## WHAT IS EXPECTED
Gather all lines with the word "content" in them.

[Items from a data source]
_____

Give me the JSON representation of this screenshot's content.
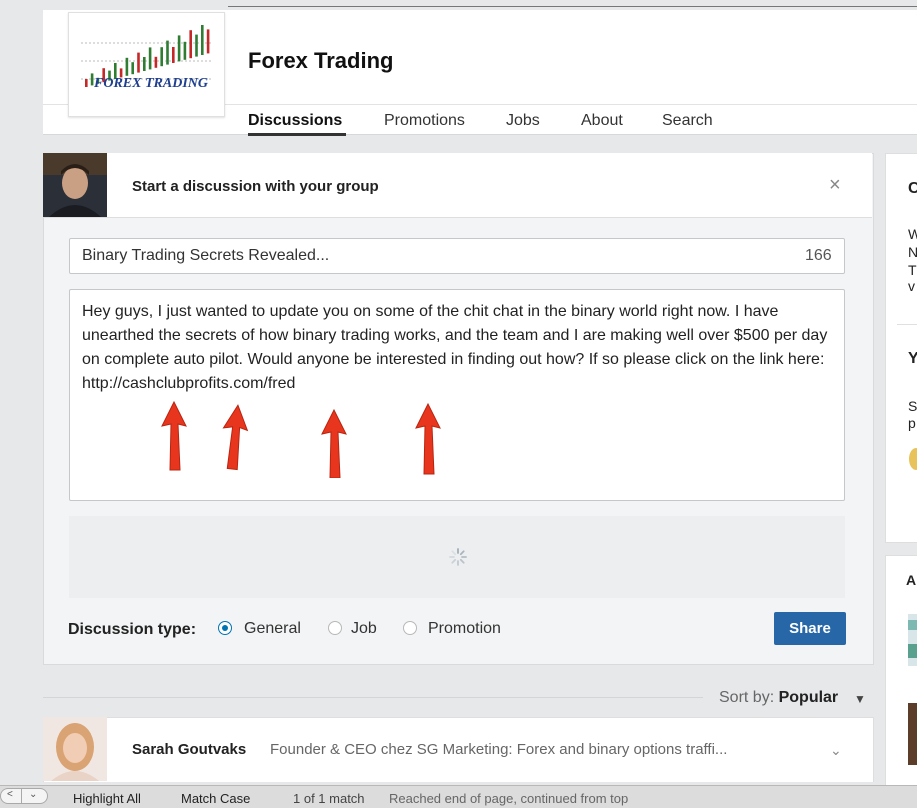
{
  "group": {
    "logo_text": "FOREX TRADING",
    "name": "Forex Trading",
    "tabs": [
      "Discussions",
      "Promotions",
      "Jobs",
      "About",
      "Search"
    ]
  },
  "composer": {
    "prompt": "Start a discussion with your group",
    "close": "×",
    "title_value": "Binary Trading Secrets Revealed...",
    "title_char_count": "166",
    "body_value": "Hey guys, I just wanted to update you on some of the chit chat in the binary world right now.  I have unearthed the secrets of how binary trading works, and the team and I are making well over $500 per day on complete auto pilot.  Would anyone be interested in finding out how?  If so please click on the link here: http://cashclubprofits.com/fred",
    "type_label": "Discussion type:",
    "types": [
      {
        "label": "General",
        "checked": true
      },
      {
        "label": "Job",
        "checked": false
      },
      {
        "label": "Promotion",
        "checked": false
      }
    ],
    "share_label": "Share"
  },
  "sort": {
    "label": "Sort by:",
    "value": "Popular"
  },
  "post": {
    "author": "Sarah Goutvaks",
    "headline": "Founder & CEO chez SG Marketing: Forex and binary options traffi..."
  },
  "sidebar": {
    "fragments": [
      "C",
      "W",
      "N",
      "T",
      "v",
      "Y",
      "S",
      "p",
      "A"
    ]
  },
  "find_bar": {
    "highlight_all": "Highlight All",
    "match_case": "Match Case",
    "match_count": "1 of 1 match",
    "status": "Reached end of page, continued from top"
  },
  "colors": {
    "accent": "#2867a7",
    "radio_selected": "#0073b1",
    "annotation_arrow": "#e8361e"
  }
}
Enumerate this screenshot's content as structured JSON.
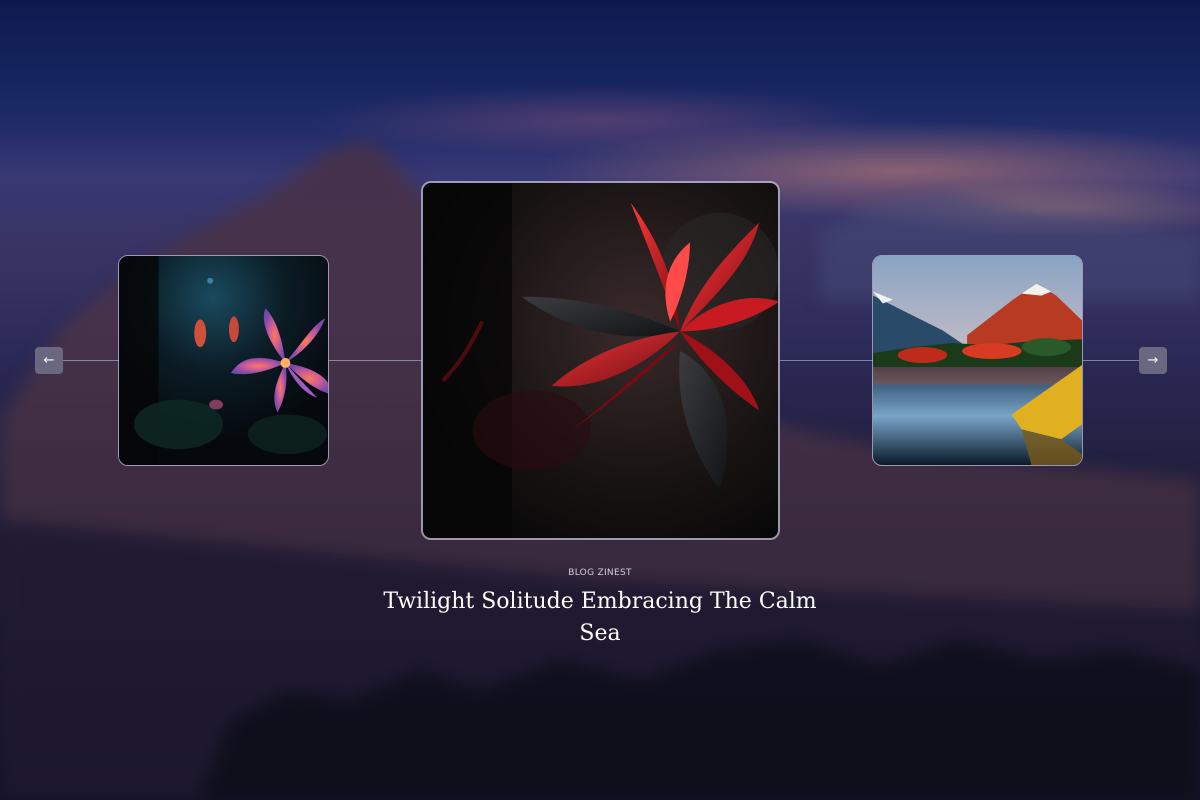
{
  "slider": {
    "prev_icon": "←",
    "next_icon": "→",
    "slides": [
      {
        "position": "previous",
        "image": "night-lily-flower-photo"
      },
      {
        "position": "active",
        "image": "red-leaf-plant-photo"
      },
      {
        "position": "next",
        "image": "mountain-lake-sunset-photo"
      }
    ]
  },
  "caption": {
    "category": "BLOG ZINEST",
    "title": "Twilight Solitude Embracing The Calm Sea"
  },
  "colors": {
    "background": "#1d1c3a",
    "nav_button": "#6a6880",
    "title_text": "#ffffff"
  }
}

_____

## REPLY TO THE EXERCISE
Give me the JSON representation of this screenshot's content.
Enumerate this screenshot's content as structured JSON.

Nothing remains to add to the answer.